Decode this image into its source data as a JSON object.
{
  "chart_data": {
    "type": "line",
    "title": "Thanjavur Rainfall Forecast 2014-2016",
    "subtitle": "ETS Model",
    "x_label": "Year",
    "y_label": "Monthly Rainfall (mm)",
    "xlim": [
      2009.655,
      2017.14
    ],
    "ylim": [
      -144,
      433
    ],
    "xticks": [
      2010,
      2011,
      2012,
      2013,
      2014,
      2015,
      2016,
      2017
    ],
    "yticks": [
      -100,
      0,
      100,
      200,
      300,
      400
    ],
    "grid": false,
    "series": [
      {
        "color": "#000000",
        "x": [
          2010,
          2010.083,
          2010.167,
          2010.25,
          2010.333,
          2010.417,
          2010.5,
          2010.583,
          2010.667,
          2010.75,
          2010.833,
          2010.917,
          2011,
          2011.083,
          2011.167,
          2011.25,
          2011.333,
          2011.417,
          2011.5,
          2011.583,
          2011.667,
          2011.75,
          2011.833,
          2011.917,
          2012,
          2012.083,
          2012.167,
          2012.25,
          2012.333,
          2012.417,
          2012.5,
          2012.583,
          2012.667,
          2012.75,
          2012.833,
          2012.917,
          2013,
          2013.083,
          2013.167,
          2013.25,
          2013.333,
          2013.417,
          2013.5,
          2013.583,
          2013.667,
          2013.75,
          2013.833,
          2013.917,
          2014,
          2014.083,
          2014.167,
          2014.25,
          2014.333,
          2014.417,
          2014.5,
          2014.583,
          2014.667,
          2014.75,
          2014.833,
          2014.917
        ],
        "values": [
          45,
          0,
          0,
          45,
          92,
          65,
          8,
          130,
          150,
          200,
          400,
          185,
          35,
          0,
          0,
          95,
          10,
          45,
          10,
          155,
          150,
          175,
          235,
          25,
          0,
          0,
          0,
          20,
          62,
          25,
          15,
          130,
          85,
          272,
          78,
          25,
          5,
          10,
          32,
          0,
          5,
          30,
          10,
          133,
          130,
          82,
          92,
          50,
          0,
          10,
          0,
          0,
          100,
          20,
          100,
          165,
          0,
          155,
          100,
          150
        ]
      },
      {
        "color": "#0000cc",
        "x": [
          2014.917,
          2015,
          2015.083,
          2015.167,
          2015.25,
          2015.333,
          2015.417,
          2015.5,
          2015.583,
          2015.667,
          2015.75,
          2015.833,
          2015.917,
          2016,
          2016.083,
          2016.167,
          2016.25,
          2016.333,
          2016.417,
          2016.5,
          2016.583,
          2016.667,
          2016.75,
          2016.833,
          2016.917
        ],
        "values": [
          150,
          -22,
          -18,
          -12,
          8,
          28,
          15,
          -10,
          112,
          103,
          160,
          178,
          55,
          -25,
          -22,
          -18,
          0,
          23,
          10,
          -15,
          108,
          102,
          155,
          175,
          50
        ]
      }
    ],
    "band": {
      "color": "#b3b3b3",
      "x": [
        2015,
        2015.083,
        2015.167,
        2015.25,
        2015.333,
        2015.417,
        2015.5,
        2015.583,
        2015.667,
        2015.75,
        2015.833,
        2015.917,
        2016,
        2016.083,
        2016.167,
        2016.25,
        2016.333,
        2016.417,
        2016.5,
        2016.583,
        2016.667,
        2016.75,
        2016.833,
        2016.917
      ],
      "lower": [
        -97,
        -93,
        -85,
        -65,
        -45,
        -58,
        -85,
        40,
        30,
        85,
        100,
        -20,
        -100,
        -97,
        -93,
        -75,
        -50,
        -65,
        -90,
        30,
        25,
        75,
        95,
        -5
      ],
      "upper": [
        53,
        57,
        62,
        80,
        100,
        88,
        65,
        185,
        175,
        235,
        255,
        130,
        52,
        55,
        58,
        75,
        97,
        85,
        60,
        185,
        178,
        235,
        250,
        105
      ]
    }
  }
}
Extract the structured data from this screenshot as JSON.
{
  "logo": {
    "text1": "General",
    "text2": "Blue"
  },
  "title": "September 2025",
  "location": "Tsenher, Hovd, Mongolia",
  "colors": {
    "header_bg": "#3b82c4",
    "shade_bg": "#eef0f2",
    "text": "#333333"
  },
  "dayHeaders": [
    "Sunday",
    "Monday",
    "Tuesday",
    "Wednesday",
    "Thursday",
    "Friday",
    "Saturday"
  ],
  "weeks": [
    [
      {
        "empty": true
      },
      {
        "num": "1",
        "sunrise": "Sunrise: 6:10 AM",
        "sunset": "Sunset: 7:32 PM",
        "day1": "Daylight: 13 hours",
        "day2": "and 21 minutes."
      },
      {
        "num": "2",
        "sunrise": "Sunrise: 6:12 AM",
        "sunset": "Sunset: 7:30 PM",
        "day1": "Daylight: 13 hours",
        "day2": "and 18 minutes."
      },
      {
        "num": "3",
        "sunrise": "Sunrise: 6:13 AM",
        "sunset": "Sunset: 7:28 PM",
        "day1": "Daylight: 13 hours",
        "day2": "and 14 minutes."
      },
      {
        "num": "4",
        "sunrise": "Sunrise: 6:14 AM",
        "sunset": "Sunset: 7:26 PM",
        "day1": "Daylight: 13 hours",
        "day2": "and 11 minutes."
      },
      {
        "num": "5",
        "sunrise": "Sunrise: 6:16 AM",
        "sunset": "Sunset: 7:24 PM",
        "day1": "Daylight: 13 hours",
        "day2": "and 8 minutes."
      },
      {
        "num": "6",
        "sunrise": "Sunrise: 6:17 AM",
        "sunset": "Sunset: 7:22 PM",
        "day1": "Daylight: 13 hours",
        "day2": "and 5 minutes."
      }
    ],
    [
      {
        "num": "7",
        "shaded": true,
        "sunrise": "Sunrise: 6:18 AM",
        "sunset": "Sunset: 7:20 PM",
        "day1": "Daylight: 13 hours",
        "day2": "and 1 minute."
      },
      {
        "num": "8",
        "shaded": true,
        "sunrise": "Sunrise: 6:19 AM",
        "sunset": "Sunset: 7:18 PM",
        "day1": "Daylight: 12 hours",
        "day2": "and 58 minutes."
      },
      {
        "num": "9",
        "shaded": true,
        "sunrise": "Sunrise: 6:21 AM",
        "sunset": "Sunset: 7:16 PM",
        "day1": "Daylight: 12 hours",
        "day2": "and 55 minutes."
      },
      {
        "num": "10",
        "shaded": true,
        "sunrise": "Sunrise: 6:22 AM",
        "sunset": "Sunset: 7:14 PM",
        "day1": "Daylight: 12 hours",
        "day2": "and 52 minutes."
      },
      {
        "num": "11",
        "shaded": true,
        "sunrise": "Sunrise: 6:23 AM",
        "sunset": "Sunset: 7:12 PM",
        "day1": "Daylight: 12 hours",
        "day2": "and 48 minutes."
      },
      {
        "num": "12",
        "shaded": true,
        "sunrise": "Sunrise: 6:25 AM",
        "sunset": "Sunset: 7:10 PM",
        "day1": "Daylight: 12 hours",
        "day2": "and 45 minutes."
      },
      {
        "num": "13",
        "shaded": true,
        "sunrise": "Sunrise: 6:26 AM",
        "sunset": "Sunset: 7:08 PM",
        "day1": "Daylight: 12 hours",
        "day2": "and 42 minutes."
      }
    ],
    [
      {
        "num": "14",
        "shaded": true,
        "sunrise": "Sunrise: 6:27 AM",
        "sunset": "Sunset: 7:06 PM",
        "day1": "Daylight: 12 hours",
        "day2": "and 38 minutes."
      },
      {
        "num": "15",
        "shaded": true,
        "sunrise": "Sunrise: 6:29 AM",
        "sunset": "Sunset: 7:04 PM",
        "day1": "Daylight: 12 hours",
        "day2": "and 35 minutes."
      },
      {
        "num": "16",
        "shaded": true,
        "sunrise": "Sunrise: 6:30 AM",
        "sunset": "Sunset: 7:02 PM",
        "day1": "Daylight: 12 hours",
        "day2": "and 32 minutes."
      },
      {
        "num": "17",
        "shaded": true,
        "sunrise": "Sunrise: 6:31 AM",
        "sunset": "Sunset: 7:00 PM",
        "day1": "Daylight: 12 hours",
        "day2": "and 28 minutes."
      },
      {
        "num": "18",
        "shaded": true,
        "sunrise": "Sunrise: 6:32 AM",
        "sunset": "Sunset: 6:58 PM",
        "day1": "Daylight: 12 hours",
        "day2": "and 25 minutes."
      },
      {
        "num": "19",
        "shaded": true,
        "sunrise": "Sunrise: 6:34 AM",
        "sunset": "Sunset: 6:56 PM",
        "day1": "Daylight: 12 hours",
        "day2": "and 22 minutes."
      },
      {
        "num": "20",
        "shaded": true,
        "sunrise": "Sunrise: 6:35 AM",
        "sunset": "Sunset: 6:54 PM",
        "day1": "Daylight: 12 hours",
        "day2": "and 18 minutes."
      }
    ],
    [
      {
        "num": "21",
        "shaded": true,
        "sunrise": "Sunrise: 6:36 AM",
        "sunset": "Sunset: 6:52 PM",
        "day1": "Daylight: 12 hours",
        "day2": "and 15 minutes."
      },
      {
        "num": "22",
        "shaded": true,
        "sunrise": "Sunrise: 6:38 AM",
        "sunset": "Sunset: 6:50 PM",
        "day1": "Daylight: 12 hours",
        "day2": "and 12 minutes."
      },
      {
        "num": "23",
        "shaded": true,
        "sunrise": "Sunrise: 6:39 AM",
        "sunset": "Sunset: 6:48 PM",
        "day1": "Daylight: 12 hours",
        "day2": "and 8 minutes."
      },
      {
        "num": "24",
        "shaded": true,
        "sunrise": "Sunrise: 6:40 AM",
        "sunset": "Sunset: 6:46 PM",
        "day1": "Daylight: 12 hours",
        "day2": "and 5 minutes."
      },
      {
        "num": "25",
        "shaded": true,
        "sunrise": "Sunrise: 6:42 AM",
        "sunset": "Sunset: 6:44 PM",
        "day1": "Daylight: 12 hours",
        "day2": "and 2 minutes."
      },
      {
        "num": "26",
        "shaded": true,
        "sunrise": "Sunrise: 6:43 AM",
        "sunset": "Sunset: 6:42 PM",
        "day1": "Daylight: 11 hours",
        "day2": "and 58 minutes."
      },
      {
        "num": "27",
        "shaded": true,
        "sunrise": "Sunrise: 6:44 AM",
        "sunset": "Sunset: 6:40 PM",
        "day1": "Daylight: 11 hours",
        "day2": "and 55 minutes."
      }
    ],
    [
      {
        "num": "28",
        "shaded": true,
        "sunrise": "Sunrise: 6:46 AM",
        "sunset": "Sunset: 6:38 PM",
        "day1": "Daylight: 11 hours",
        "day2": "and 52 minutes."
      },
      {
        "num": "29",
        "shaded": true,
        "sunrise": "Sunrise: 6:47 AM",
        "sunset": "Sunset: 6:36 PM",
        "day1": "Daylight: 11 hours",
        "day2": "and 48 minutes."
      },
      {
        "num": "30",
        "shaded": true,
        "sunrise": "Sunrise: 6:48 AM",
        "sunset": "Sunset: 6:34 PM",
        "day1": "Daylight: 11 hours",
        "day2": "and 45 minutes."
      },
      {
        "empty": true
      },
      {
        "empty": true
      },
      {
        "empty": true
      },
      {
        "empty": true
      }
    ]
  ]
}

## Problem requirements
Among the entries, how many lines include the word "Rainfall"? Answer with a single number and nothing further.

## Response to this task
2